▸ GIVEN INSTRUCTION: Below is some material; transcribe all of it exactly.

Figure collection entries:
========================================

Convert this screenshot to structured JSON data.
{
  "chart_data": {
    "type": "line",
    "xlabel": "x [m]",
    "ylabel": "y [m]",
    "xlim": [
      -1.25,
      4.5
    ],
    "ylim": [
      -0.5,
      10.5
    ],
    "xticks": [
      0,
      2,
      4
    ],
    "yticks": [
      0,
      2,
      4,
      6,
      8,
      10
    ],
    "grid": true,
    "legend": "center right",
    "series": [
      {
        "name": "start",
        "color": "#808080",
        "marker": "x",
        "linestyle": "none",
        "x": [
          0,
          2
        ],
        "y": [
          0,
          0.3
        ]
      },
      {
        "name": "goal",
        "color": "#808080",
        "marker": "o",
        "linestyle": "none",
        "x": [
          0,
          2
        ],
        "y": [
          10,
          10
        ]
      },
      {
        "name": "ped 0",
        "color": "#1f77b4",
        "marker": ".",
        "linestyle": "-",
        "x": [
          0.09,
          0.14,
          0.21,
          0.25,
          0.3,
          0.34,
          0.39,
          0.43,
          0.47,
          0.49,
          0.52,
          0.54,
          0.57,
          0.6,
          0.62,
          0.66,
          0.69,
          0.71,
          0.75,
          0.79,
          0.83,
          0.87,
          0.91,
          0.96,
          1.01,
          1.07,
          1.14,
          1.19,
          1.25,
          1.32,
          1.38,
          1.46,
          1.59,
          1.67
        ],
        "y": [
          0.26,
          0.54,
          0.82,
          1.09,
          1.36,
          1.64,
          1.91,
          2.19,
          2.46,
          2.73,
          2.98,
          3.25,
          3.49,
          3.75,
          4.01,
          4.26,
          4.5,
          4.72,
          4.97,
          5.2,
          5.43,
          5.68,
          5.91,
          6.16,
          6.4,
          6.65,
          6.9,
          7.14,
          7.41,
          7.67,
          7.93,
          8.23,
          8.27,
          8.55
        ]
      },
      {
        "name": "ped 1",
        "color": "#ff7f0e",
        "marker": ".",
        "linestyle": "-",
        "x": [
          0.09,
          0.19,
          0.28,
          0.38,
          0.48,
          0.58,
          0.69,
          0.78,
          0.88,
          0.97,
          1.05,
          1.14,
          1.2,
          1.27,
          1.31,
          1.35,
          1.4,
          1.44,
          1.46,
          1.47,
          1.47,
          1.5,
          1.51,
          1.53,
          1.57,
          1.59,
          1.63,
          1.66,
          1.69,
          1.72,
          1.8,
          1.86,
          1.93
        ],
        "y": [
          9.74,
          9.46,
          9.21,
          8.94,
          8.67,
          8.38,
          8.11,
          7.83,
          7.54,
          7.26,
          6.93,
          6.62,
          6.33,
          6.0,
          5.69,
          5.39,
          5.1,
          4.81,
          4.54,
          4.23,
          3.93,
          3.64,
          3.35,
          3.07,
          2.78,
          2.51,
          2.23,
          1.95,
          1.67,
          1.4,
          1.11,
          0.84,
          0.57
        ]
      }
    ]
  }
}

========================================

▸ RESPONSE TO THE EXERCISE:
Convert this screenshot to structured JSON data.
{
  "chart_data": {
    "type": "line",
    "xlabel": "x [m]",
    "ylabel": "y [m]",
    "xlim": [
      -1.25,
      4.5
    ],
    "ylim": [
      -0.5,
      10.5
    ],
    "xticks": [
      0,
      2,
      4
    ],
    "yticks": [
      0,
      2,
      4,
      6,
      8,
      10
    ],
    "grid": true,
    "legend": "center right",
    "series": [
      {
        "name": "start",
        "color": "#808080",
        "marker": "x",
        "linestyle": "none",
        "x": [
          0,
          2
        ],
        "y": [
          0,
          0.3
        ]
      },
      {
        "name": "goal",
        "color": "#808080",
        "marker": "o",
        "linestyle": "none",
        "x": [
          0,
          2
        ],
        "y": [
          10,
          10
        ]
      },
      {
        "name": "ped 0",
        "color": "#1f77b4",
        "marker": ".",
        "linestyle": "-",
        "x": [
          0.09,
          0.14,
          0.21,
          0.25,
          0.3,
          0.34,
          0.39,
          0.43,
          0.47,
          0.49,
          0.52,
          0.54,
          0.57,
          0.6,
          0.62,
          0.66,
          0.69,
          0.71,
          0.75,
          0.79,
          0.83,
          0.87,
          0.91,
          0.96,
          1.01,
          1.07,
          1.14,
          1.19,
          1.25,
          1.32,
          1.38,
          1.46,
          1.59,
          1.67
        ],
        "y": [
          0.26,
          0.54,
          0.82,
          1.09,
          1.36,
          1.64,
          1.91,
          2.19,
          2.46,
          2.73,
          2.98,
          3.25,
          3.49,
          3.75,
          4.01,
          4.26,
          4.5,
          4.72,
          4.97,
          5.2,
          5.43,
          5.68,
          5.91,
          6.16,
          6.4,
          6.65,
          6.9,
          7.14,
          7.41,
          7.67,
          7.93,
          8.23,
          8.27,
          8.55
        ]
      },
      {
        "name": "ped 1",
        "color": "#ff7f0e",
        "marker": ".",
        "linestyle": "-",
        "x": [
          0.09,
          0.19,
          0.28,
          0.38,
          0.48,
          0.58,
          0.69,
          0.78,
          0.88,
          0.97,
          1.05,
          1.14,
          1.2,
          1.27,
          1.31,
          1.35,
          1.4,
          1.44,
          1.46,
          1.47,
          1.47,
          1.5,
          1.51,
          1.53,
          1.57,
          1.59,
          1.63,
          1.66,
          1.69,
          1.72,
          1.8,
          1.86,
          1.93
        ],
        "y": [
          9.74,
          9.46,
          9.21,
          8.94,
          8.67,
          8.38,
          8.11,
          7.83,
          7.54,
          7.26,
          6.93,
          6.62,
          6.33,
          6.0,
          5.69,
          5.39,
          5.1,
          4.81,
          4.54,
          4.23,
          3.93,
          3.64,
          3.35,
          3.07,
          2.78,
          2.51,
          2.23,
          1.95,
          1.67,
          1.4,
          1.11,
          0.84,
          0.57
        ]
      }
    ]
  }
}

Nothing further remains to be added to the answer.